**GIVEN RECORDS**
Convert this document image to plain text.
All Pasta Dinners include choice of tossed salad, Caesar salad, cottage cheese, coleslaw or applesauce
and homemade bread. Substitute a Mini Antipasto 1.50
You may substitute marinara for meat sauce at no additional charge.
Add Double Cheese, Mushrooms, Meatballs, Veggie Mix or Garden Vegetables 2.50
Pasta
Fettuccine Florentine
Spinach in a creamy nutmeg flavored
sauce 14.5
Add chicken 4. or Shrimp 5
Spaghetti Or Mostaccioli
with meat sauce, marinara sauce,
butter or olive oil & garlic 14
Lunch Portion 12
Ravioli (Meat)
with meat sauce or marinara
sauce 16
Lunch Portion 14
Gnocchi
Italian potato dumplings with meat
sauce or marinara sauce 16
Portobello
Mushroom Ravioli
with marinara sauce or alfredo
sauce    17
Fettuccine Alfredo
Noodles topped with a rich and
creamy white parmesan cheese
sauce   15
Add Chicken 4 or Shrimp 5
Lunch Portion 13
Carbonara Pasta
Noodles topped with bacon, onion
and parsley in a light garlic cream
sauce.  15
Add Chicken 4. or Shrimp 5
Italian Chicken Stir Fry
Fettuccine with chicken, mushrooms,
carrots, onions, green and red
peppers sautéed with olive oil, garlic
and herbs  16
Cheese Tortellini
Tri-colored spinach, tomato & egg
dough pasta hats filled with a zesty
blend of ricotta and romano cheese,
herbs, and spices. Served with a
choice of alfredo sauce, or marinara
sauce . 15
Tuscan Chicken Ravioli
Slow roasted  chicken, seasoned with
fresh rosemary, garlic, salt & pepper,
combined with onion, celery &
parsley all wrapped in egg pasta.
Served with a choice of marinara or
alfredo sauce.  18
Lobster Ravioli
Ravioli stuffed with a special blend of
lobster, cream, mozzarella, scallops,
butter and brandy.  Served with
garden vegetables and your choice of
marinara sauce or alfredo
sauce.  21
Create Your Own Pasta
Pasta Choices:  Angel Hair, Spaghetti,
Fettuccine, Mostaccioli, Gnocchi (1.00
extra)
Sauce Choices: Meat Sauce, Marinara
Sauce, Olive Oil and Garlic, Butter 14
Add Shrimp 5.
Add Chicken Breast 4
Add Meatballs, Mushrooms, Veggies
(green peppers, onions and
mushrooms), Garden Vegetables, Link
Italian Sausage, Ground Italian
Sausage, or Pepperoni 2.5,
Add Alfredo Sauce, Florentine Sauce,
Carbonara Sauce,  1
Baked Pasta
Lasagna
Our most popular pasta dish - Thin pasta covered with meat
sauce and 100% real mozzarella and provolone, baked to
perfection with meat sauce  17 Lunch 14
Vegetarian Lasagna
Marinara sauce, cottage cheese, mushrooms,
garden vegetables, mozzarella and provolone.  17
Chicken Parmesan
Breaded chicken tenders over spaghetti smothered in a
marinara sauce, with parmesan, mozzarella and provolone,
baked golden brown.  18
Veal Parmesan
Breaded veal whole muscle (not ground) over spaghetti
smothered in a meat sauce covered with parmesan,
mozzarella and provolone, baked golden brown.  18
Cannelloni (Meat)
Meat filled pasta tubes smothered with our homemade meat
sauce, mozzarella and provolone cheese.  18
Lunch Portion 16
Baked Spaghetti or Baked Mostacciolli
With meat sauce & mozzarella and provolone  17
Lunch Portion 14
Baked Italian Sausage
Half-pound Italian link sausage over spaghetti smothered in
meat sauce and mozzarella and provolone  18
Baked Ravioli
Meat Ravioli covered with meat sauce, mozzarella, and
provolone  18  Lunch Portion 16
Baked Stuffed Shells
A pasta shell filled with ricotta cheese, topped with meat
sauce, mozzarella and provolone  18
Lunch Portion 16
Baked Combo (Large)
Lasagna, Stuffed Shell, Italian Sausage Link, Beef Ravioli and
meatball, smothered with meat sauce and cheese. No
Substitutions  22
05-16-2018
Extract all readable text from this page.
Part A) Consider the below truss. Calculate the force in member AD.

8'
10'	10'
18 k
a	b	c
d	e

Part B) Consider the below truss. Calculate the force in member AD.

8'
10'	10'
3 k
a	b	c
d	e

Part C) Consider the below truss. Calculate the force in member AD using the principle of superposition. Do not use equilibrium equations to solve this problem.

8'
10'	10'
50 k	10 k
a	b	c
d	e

**INSTRUCTIONS FOR THE TASK**
Write down every line of the data exactly as it appears above.

**TASK ANSWER**
Convert this document image to plain text.
All Pasta Dinners include choice of tossed salad, Caesar salad, cottage cheese, coleslaw or applesauce
and homemade bread. Substitute a Mini Antipasto 1.50
You may substitute marinara for meat sauce at no additional charge.
Add Double Cheese, Mushrooms, Meatballs, Veggie Mix or Garden Vegetables 2.50
Pasta
Fettuccine Florentine
Spinach in a creamy nutmeg flavored
sauce 14.5
Add chicken 4. or Shrimp 5
Spaghetti Or Mostaccioli
with meat sauce, marinara sauce,
butter or olive oil & garlic 14
Lunch Portion 12
Ravioli (Meat)
with meat sauce or marinara
sauce 16
Lunch Portion 14
Gnocchi
Italian potato dumplings with meat
sauce or marinara sauce 16
Portobello
Mushroom Ravioli
with marinara sauce or alfredo
sauce    17
Fettuccine Alfredo
Noodles topped with a rich and
creamy white parmesan cheese
sauce   15
Add Chicken 4 or Shrimp 5
Lunch Portion 13
Carbonara Pasta
Noodles topped with bacon, onion
and parsley in a light garlic cream
sauce.  15
Add Chicken 4. or Shrimp 5
Italian Chicken Stir Fry
Fettuccine with chicken, mushrooms,
carrots, onions, green and red
peppers sautéed with olive oil, garlic
and herbs  16
Cheese Tortellini
Tri-colored spinach, tomato & egg
dough pasta hats filled with a zesty
blend of ricotta and romano cheese,
herbs, and spices. Served with a
choice of alfredo sauce, or marinara
sauce . 15
Tuscan Chicken Ravioli
Slow roasted  chicken, seasoned with
fresh rosemary, garlic, salt & pepper,
combined with onion, celery &
parsley all wrapped in egg pasta.
Served with a choice of marinara or
alfredo sauce.  18
Lobster Ravioli
Ravioli stuffed with a special blend of
lobster, cream, mozzarella, scallops,
butter and brandy.  Served with
garden vegetables and your choice of
marinara sauce or alfredo
sauce.  21
Create Your Own Pasta
Pasta Choices:  Angel Hair, Spaghetti,
Fettuccine, Mostaccioli, Gnocchi (1.00
extra)
Sauce Choices: Meat Sauce, Marinara
Sauce, Olive Oil and Garlic, Butter 14
Add Shrimp 5.
Add Chicken Breast 4
Add Meatballs, Mushrooms, Veggies
(green peppers, onions and
mushrooms), Garden Vegetables, Link
Italian Sausage, Ground Italian
Sausage, or Pepperoni 2.5,
Add Alfredo Sauce, Florentine Sauce,
Carbonara Sauce,  1
Baked Pasta
Lasagna
Our most popular pasta dish - Thin pasta covered with meat
sauce and 100% real mozzarella and provolone, baked to
perfection with meat sauce  17 Lunch 14
Vegetarian Lasagna
Marinara sauce, cottage cheese, mushrooms,
garden vegetables, mozzarella and provolone.  17
Chicken Parmesan
Breaded chicken tenders over spaghetti smothered in a
marinara sauce, with parmesan, mozzarella and provolone,
baked golden brown.  18
Veal Parmesan
Breaded veal whole muscle (not ground) over spaghetti
smothered in a meat sauce covered with parmesan,
mozzarella and provolone, baked golden brown.  18
Cannelloni (Meat)
Meat filled pasta tubes smothered with our homemade meat
sauce, mozzarella and provolone cheese.  18
Lunch Portion 16
Baked Spaghetti or Baked Mostacciolli
With meat sauce & mozzarella and provolone  17
Lunch Portion 14
Baked Italian Sausage
Half-pound Italian link sausage over spaghetti smothered in
meat sauce and mozzarella and provolone  18
Baked Ravioli
Meat Ravioli covered with meat sauce, mozzarella, and
provolone  18  Lunch Portion 16
Baked Stuffed Shells
A pasta shell filled with ricotta cheese, topped with meat
sauce, mozzarella and provolone  18
Lunch Portion 16
Baked Combo (Large)
Lasagna, Stuffed Shell, Italian Sausage Link, Beef Ravioli and
meatball, smothered with meat sauce and cheese. No
Substitutions  22
05-16-2018
Extract all readable text from this page.
Part A) Consider the below truss. Calculate the force in member AD.

8'
10'	10'
18 k
a	b	c
d	e

Part B) Consider the below truss. Calculate the force in member AD.

8'
10'	10'
3 k
a	b	c
d	e

Part C) Consider the below truss. Calculate the force in member AD using the principle of superposition. Do not use equilibrium equations to solve this problem.

8'
10'	10'
50 k	10 k
a	b	c
d	e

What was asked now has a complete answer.